» **TASK REQUIREMENTS**
Within the material below, find each line bearing the word "signal" and present it.

##### DATA EXCERPTS #####

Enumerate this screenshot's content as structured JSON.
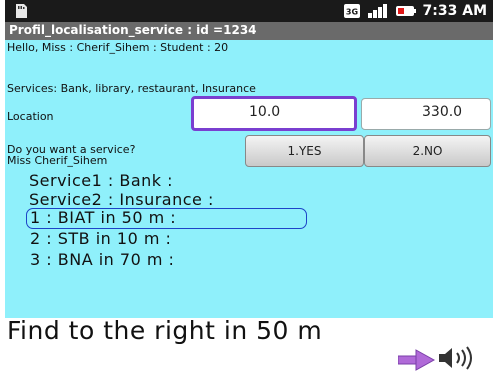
{
  "status": {
    "time": "7:33 AM",
    "sd_icon": "sd-card-icon",
    "net_icon": "3g-icon",
    "signal_icon": "signal-icon",
    "battery_icon": "battery-icon"
  },
  "app": {
    "title": "Profil_localisation_service : id =1234"
  },
  "greeting": "Hello,  Miss  : Cherif_Sihem  : Student  : 20",
  "services_line": "Services: Bank, library, restaurant, Insurance",
  "location": {
    "label": "Location",
    "value1": "10.0",
    "value2": "330.0"
  },
  "question": {
    "line1": "Do you want a service?",
    "line2": "Miss Cherif_Sihem",
    "yes": "1.YES",
    "no": "2.NO"
  },
  "services": {
    "s1": "Service1  : Bank  :",
    "s2": "Service2  : Insurance  :"
  },
  "results": [
    "1  :  BIAT in 50 m  :",
    "2  :  STB in 10 m  :",
    "3  :  BNA in 70 m  :"
  ],
  "direction": {
    "text": "Find to the right in 50 m",
    "arrow_icon": "right-arrow-icon",
    "speaker_icon": "speaker-icon"
  },
  "colors": {
    "background": "#8ff0fb",
    "statusbar": "#1a1a1a",
    "titlebar": "#6a6a6a",
    "focus": "#7a3fd0",
    "selection": "#1d44c8",
    "arrow": "#b06ad8"
  }
}
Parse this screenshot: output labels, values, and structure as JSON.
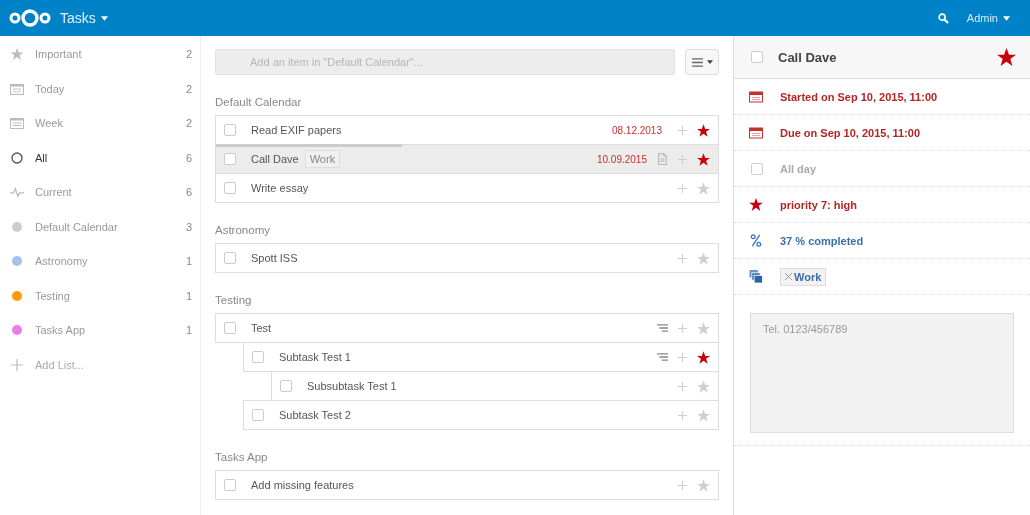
{
  "header": {
    "app_name": "Tasks",
    "user": "Admin"
  },
  "sidebar": {
    "items": [
      {
        "kind": "important",
        "label": "Important",
        "count": "2",
        "selected": false
      },
      {
        "kind": "today",
        "label": "Today",
        "count": "2",
        "selected": false
      },
      {
        "kind": "week",
        "label": "Week",
        "count": "2",
        "selected": false
      },
      {
        "kind": "all",
        "label": "All",
        "count": "6",
        "selected": true
      },
      {
        "kind": "current",
        "label": "Current",
        "count": "6",
        "selected": false
      },
      {
        "kind": "list",
        "label": "Default Calendar",
        "count": "3",
        "selected": false,
        "color": "#cccccc"
      },
      {
        "kind": "list",
        "label": "Astronomy",
        "count": "1",
        "selected": false,
        "color": "#a1c5e8"
      },
      {
        "kind": "list",
        "label": "Testing",
        "count": "1",
        "selected": false,
        "color": "#ff9c00"
      },
      {
        "kind": "list",
        "label": "Tasks App",
        "count": "1",
        "selected": false,
        "color": "#e87ee8"
      }
    ],
    "add_list": "Add List..."
  },
  "add_task": {
    "placeholder": "Add an item in \"Default Calendar\"..."
  },
  "lists": [
    {
      "name": "Default Calendar",
      "tasks": [
        {
          "title": "Read EXIF papers",
          "checked": false,
          "selected": false,
          "date": "08.12.2013",
          "starred": true
        },
        {
          "title": "Call Dave",
          "checked": false,
          "selected": true,
          "tag": "Work",
          "date": "10.09.2015",
          "has_note": true,
          "starred": true,
          "level": 0.37
        },
        {
          "title": "Write essay",
          "checked": false,
          "selected": false,
          "starred": false
        }
      ]
    },
    {
      "name": "Astronomy",
      "tasks": [
        {
          "title": "Spott ISS",
          "checked": false,
          "selected": false,
          "starred": false
        }
      ]
    },
    {
      "name": "Testing",
      "tasks": [
        {
          "title": "Test",
          "checked": false,
          "selected": false,
          "starred": false,
          "children": [
            {
              "title": "Subtask Test 1",
              "checked": false,
              "selected": false,
              "starred": true,
              "children": [
                {
                  "title": "Subsubtask Test 1",
                  "checked": false,
                  "selected": false,
                  "starred": false
                }
              ]
            },
            {
              "title": "Subtask Test 2",
              "checked": false,
              "selected": false,
              "starred": false
            }
          ]
        }
      ]
    },
    {
      "name": "Tasks App",
      "tasks": [
        {
          "title": "Add missing features",
          "checked": false,
          "selected": false,
          "starred": false
        }
      ]
    }
  ],
  "details": {
    "title": "Call Dave",
    "checked": false,
    "starred": true,
    "rows": [
      {
        "kind": "start",
        "text": "Started on Sep 10, 2015, 11:00"
      },
      {
        "kind": "due",
        "text": "Due on Sep 10, 2015, 11:00"
      },
      {
        "kind": "allday",
        "text": "All day",
        "checked": false
      },
      {
        "kind": "priority",
        "text": "priority 7: high"
      },
      {
        "kind": "percent",
        "text": "37 % completed"
      },
      {
        "kind": "categories",
        "tags": [
          "Work"
        ]
      }
    ],
    "note": "Tel. 0123/456789"
  }
}
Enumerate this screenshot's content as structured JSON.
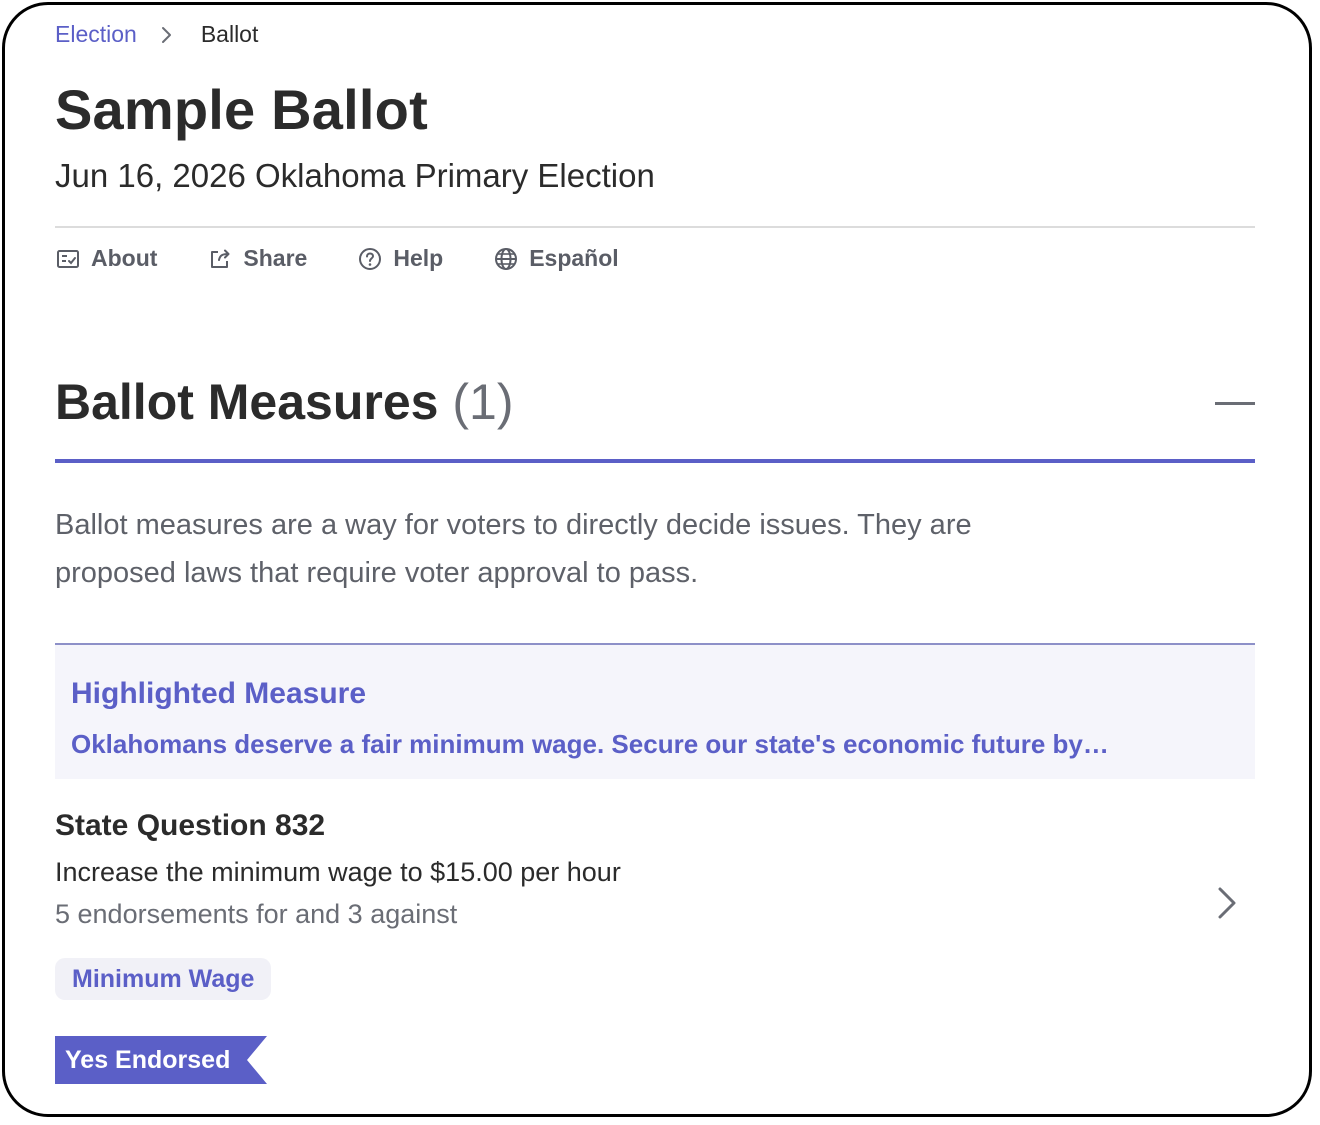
{
  "breadcrumb": {
    "parent": "Election",
    "current": "Ballot"
  },
  "header": {
    "title": "Sample Ballot",
    "subtitle": "Jun 16, 2026 Oklahoma Primary Election"
  },
  "actions": [
    {
      "label": "About",
      "icon": "checklist-icon"
    },
    {
      "label": "Share",
      "icon": "share-icon"
    },
    {
      "label": "Help",
      "icon": "help-circle-icon"
    },
    {
      "label": "Español",
      "icon": "globe-icon"
    }
  ],
  "section": {
    "title": "Ballot Measures",
    "count": "(1)",
    "description": "Ballot measures are a way for voters to directly decide issues. They are proposed laws that require voter approval to pass."
  },
  "highlight": {
    "label": "Highlighted Measure",
    "text": "Oklahomans deserve a fair minimum wage. Secure our state's economic future by…"
  },
  "measure": {
    "title": "State Question 832",
    "description": "Increase the minimum wage to $15.00 per hour",
    "endorsements": "5 endorsements for and 3 against",
    "tag": "Minimum Wage",
    "endorsement_badge": "Yes Endorsed"
  },
  "colors": {
    "accent": "#5b5fc7",
    "text": "#2b2b2b",
    "muted": "#6a6d75",
    "highlight_bg": "#f5f5fb"
  }
}
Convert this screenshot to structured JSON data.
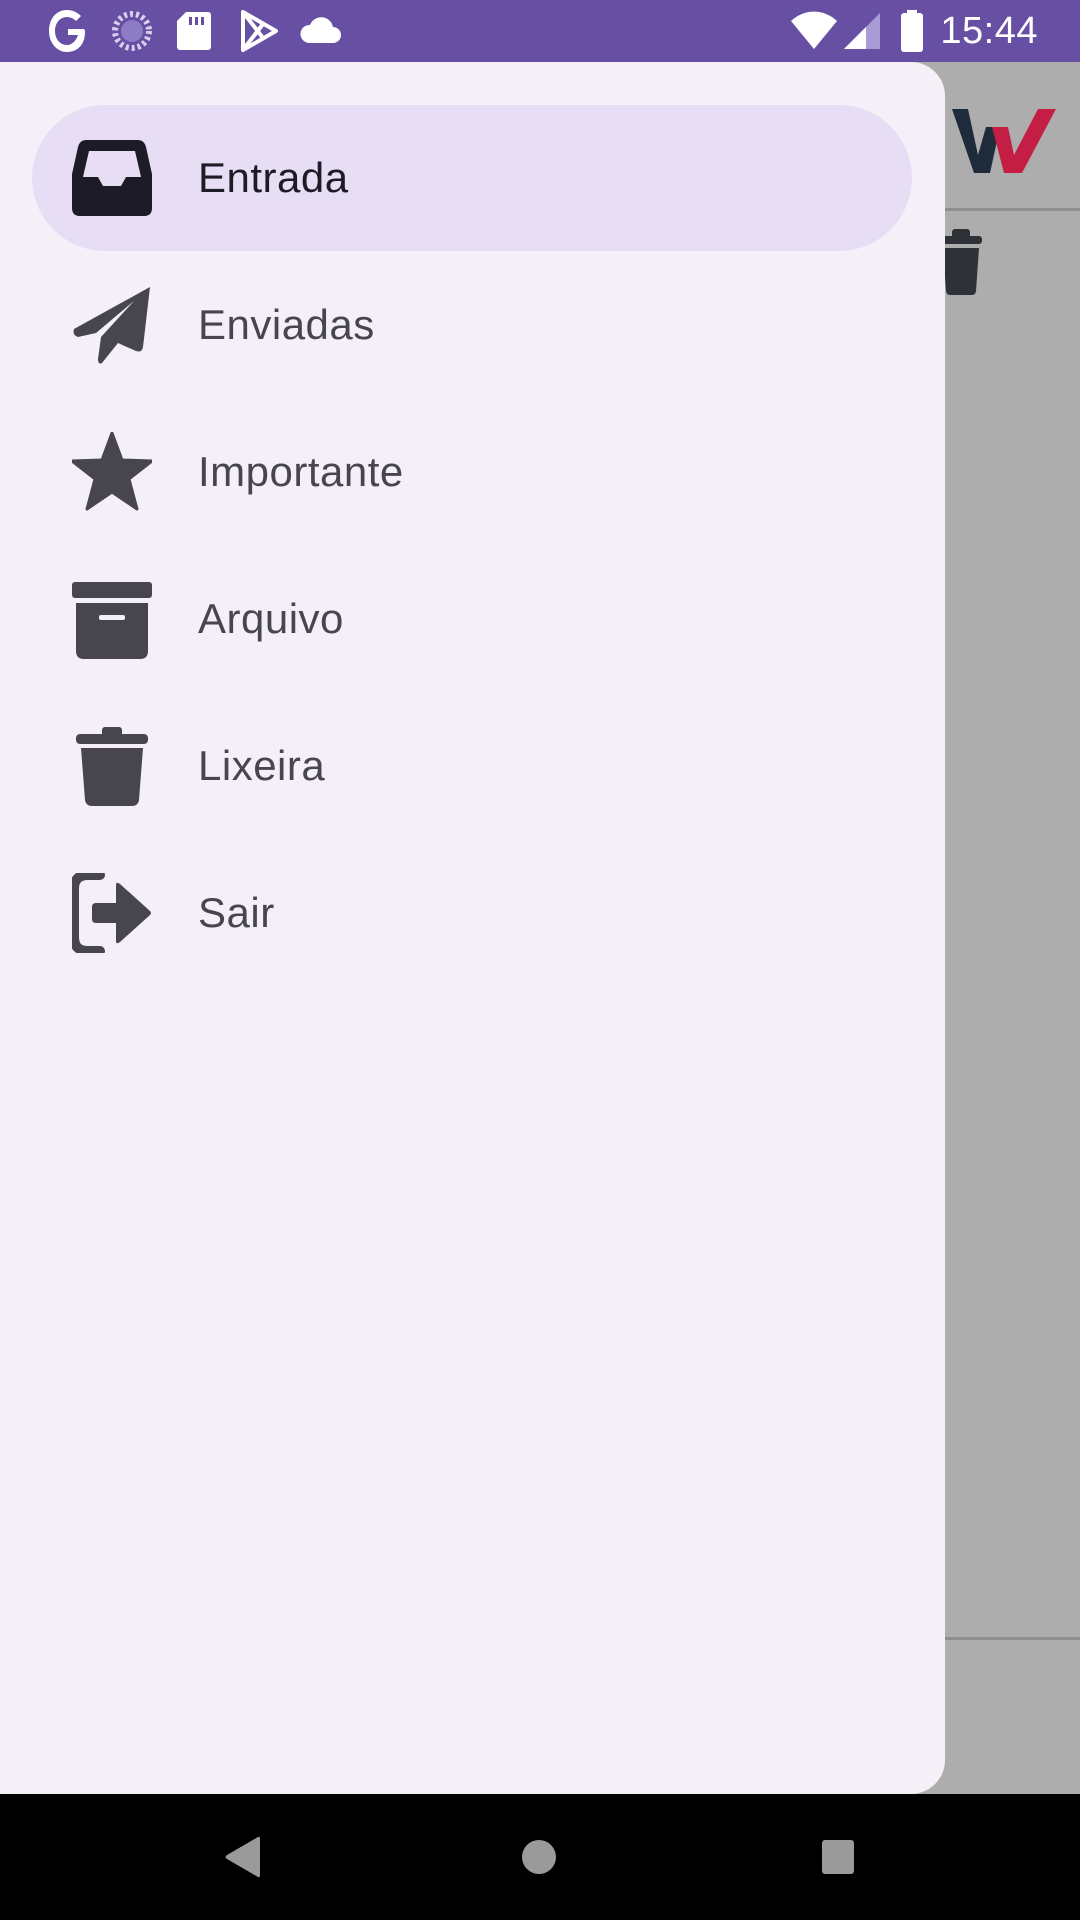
{
  "status_bar": {
    "time": "15:44",
    "background": "#6750a4",
    "left_icons": [
      "google-icon",
      "loading-icon",
      "sd-card-icon",
      "play-store-icon",
      "cloud-icon"
    ],
    "right_icons": [
      "wifi-icon",
      "signal-icon",
      "battery-icon"
    ]
  },
  "drawer": {
    "background": "#f5f0f8",
    "active_color": "#e7def6",
    "items": [
      {
        "label": "Entrada",
        "icon": "inbox-icon",
        "active": true
      },
      {
        "label": "Enviadas",
        "icon": "paper-plane-icon",
        "active": false
      },
      {
        "label": "Importante",
        "icon": "star-icon",
        "active": false
      },
      {
        "label": "Arquivo",
        "icon": "archive-icon",
        "active": false
      },
      {
        "label": "Lixeira",
        "icon": "trash-icon",
        "active": false
      },
      {
        "label": "Sair",
        "icon": "sign-out-icon",
        "active": false
      }
    ]
  },
  "background_app": {
    "logo_icon": "brand-logo-icon",
    "toolbar_icon": "trash-icon"
  },
  "navigation_bar": {
    "buttons": [
      "back-icon",
      "home-icon",
      "recents-icon"
    ]
  }
}
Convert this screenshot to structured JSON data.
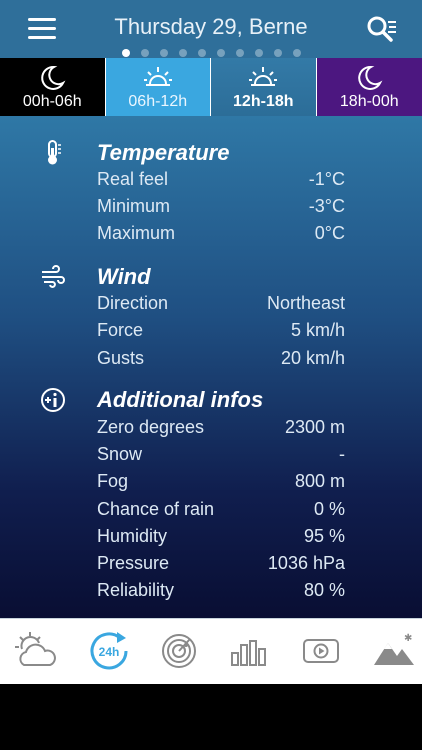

#####

» **FULL OUTPUT**
    "signal_icon": "signal-icon",
      "signal-icon",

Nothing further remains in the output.